Which lines have the string "JSON"? Copy all of them from the entries below.

>> start MATERIAL PROVIDED

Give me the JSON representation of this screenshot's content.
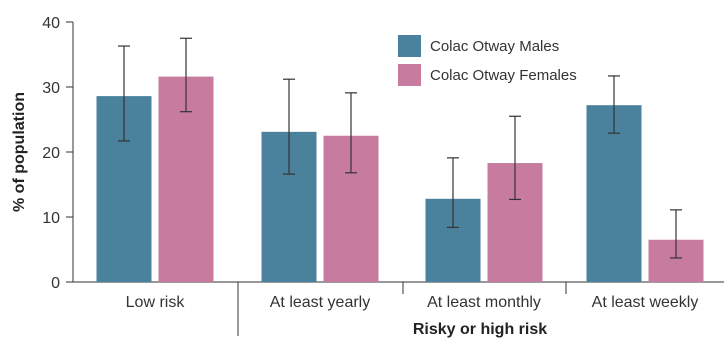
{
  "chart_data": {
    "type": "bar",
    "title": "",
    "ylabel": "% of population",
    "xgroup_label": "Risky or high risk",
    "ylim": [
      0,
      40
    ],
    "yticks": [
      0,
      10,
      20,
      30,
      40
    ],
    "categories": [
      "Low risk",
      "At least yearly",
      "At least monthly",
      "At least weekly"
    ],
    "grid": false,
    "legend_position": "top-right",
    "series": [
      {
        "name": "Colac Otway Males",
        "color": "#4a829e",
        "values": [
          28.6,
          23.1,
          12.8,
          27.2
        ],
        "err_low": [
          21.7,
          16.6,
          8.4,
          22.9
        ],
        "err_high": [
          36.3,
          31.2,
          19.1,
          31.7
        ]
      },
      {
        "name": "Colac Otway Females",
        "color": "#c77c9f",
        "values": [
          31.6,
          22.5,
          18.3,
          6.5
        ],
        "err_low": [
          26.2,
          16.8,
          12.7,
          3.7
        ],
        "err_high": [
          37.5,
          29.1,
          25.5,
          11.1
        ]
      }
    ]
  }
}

>> end MATERIAL PROVIDED
>> start MATERIAL PROVIDED

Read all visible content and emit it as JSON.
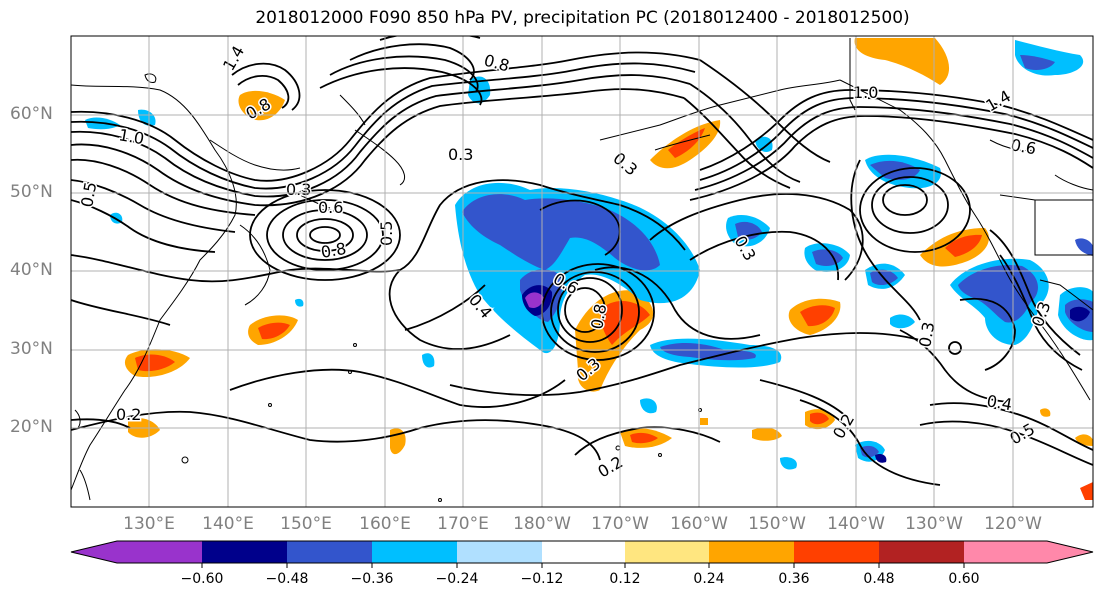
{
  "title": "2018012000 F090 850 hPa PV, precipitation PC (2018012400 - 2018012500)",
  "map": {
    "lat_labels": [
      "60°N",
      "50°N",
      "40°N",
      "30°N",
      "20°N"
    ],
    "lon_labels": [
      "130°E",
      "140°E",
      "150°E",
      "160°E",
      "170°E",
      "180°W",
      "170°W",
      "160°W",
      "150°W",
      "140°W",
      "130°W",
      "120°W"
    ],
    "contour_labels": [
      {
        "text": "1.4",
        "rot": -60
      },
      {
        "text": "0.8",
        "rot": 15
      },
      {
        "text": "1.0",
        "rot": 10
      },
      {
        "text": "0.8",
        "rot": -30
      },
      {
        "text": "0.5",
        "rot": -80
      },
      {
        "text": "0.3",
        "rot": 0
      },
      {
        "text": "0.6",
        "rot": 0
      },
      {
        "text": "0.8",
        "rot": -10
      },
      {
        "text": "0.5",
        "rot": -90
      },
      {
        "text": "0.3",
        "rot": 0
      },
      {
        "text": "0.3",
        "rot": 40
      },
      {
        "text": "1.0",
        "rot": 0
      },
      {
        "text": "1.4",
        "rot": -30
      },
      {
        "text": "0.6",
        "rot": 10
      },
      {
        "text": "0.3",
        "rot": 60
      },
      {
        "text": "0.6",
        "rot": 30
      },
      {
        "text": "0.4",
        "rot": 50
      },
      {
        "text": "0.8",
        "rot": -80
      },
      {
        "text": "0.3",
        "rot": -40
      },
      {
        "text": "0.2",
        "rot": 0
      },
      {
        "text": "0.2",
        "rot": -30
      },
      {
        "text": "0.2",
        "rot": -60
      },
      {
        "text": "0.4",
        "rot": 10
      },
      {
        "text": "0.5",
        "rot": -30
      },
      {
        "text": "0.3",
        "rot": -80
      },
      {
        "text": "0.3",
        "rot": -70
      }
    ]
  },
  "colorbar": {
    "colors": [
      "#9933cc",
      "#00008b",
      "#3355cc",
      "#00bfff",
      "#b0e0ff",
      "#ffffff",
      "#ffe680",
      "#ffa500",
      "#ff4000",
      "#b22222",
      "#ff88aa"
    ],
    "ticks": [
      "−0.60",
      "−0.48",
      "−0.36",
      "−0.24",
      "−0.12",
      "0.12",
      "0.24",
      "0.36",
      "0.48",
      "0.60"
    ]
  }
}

>> end MATERIAL PROVIDED

(COMPLETED TASK)
Give me the JSON representation of this screenshot's content.
Read all visible content and emit it as JSON.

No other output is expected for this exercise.